MATERIAL FOR THIS EXERCISE

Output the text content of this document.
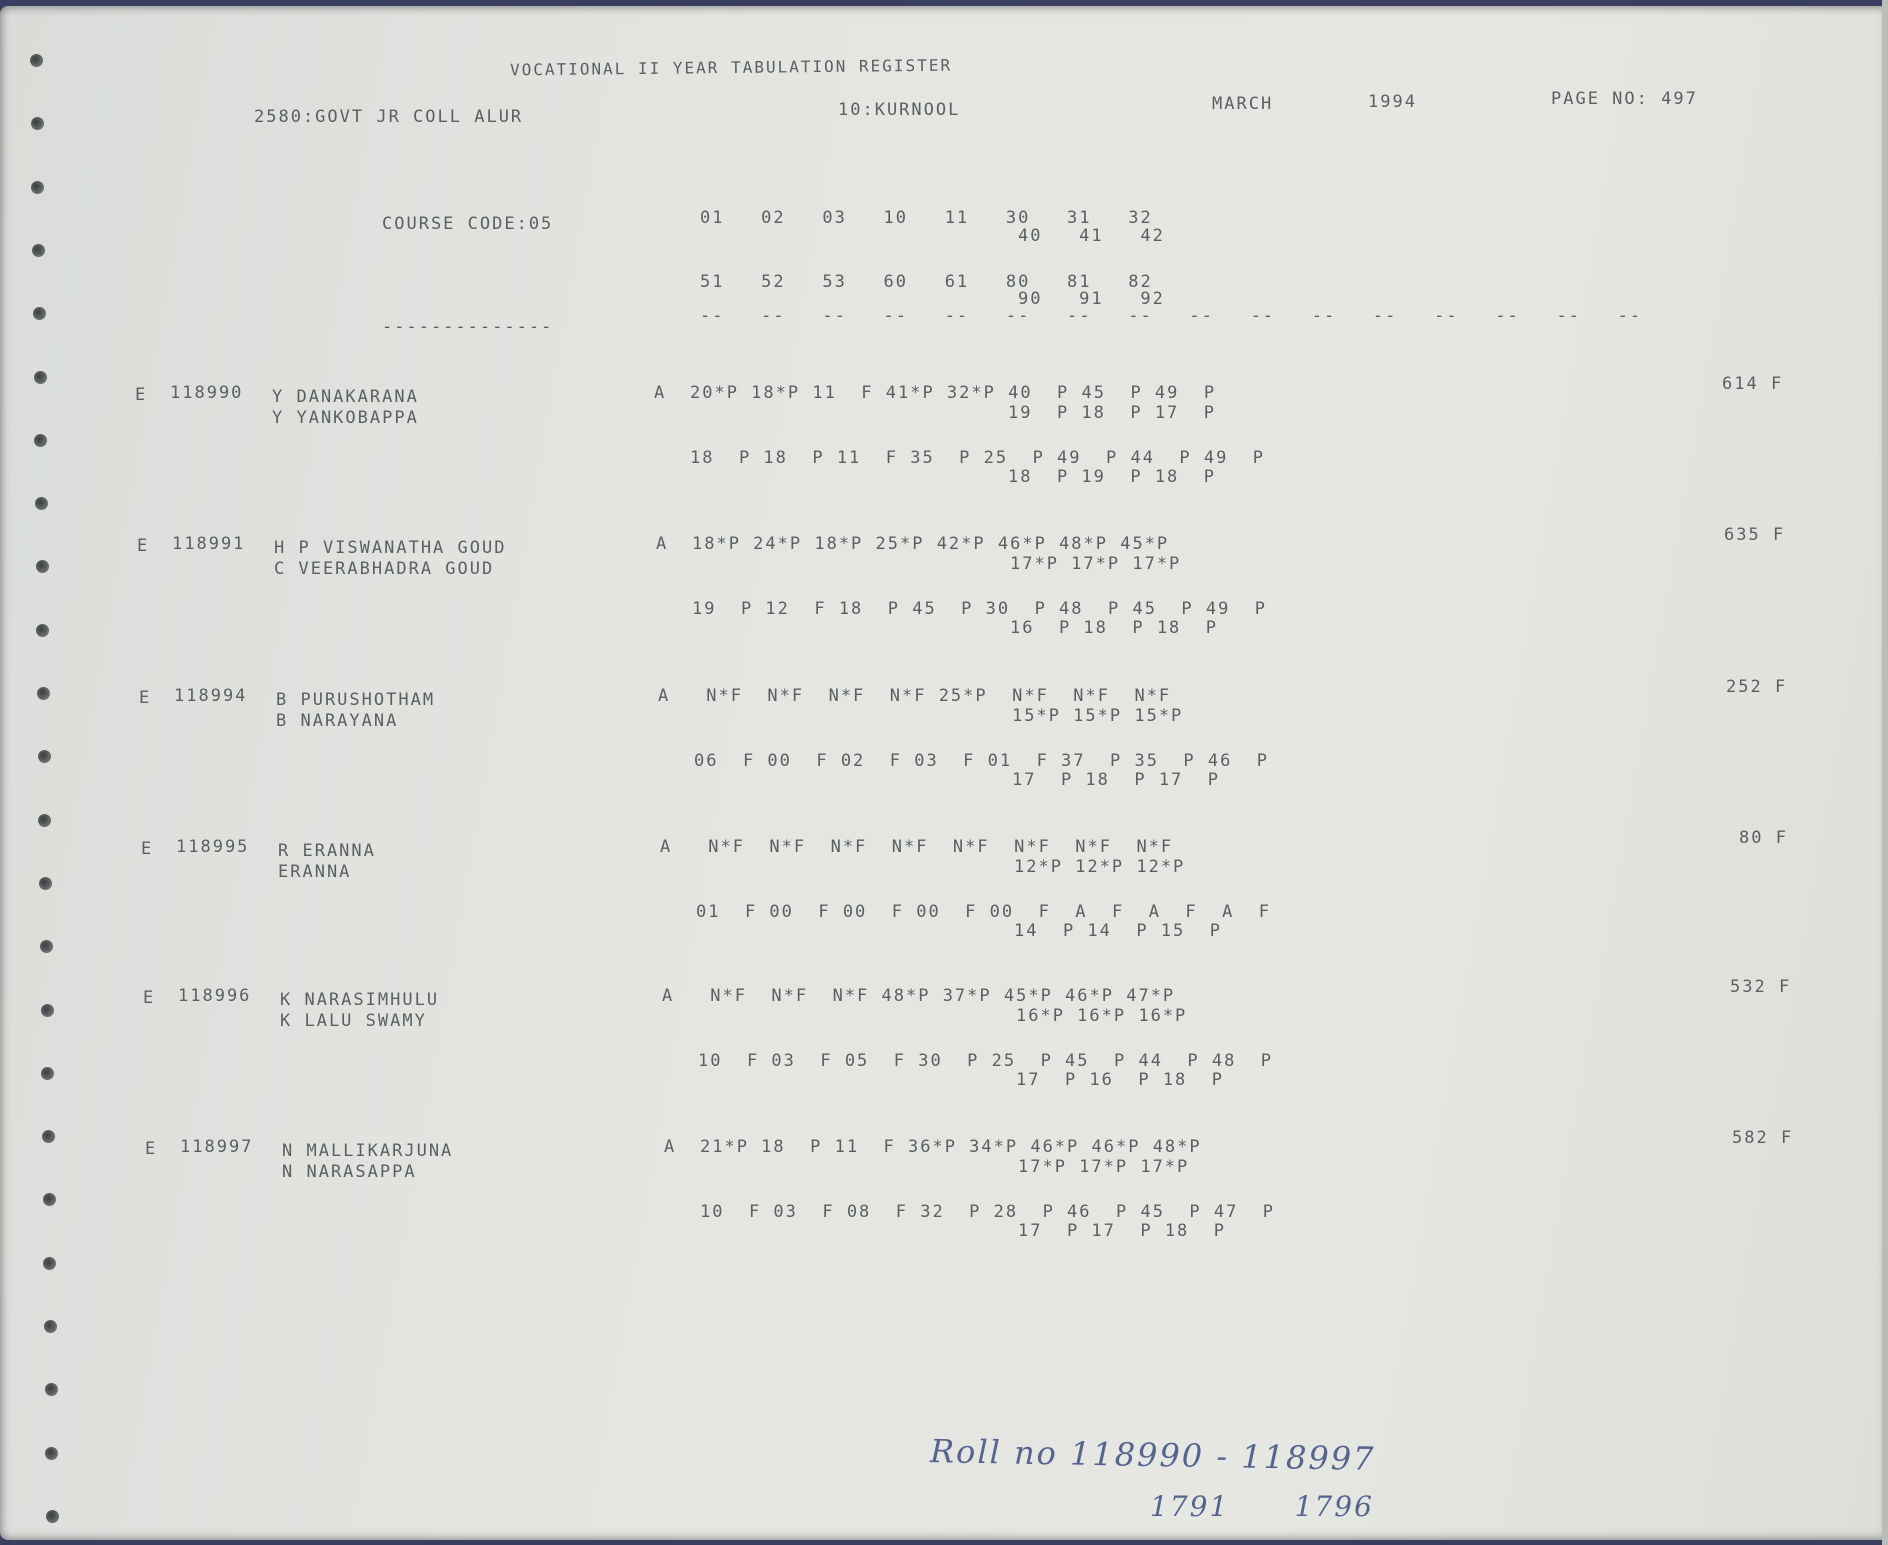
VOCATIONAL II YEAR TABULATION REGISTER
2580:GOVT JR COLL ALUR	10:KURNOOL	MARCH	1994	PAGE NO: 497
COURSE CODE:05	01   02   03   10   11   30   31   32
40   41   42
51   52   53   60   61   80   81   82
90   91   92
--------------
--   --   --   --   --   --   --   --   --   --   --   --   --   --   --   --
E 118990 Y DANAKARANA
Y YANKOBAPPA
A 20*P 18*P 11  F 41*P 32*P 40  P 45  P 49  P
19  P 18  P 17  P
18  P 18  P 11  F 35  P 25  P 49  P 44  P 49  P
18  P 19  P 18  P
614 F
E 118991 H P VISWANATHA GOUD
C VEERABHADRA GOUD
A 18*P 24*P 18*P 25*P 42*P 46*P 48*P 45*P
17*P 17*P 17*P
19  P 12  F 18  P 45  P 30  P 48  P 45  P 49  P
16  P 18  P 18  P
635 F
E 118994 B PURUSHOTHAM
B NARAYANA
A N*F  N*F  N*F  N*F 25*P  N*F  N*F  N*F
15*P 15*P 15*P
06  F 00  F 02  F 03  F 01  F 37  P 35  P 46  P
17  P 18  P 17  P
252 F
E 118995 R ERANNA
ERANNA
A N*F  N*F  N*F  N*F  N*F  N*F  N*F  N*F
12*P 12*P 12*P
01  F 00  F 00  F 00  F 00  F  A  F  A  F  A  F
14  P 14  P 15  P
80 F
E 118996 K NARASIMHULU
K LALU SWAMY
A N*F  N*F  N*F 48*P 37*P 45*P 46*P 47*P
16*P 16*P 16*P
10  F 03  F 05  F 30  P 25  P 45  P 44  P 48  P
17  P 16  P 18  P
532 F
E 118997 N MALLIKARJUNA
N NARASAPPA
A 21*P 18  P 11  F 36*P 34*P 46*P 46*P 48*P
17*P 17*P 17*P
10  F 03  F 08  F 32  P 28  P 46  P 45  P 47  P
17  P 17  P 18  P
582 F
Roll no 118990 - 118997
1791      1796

REQUIREMENT
Without the pictures, write out the whole listing above exactly as it appears.

ANSWER TO THIS EXERCISE
Output the text content of this document.
VOCATIONAL II YEAR TABULATION REGISTER
2580:GOVT JR COLL ALUR	10:KURNOOL	MARCH	1994	PAGE NO: 497
COURSE CODE:05	01   02   03   10   11   30   31   32
40   41   42
51   52   53   60   61   80   81   82
90   91   92
--------------
--   --   --   --   --   --   --   --   --   --   --   --   --   --   --   --
E 118990 Y DANAKARANA
Y YANKOBAPPA
A 20*P 18*P 11  F 41*P 32*P 40  P 45  P 49  P
19  P 18  P 17  P
18  P 18  P 11  F 35  P 25  P 49  P 44  P 49  P
18  P 19  P 18  P
614 F
E 118991 H P VISWANATHA GOUD
C VEERABHADRA GOUD
A 18*P 24*P 18*P 25*P 42*P 46*P 48*P 45*P
17*P 17*P 17*P
19  P 12  F 18  P 45  P 30  P 48  P 45  P 49  P
16  P 18  P 18  P
635 F
E 118994 B PURUSHOTHAM
B NARAYANA
A N*F  N*F  N*F  N*F 25*P  N*F  N*F  N*F
15*P 15*P 15*P
06  F 00  F 02  F 03  F 01  F 37  P 35  P 46  P
17  P 18  P 17  P
252 F
E 118995 R ERANNA
ERANNA
A N*F  N*F  N*F  N*F  N*F  N*F  N*F  N*F
12*P 12*P 12*P
01  F 00  F 00  F 00  F 00  F  A  F  A  F  A  F
14  P 14  P 15  P
80 F
E 118996 K NARASIMHULU
K LALU SWAMY
A N*F  N*F  N*F 48*P 37*P 45*P 46*P 47*P
16*P 16*P 16*P
10  F 03  F 05  F 30  P 25  P 45  P 44  P 48  P
17  P 16  P 18  P
532 F
E 118997 N MALLIKARJUNA
N NARASAPPA
A 21*P 18  P 11  F 36*P 34*P 46*P 46*P 48*P
17*P 17*P 17*P
10  F 03  F 08  F 32  P 28  P 46  P 45  P 47  P
17  P 17  P 18  P
582 F
Roll no 118990 - 118997
1791      1796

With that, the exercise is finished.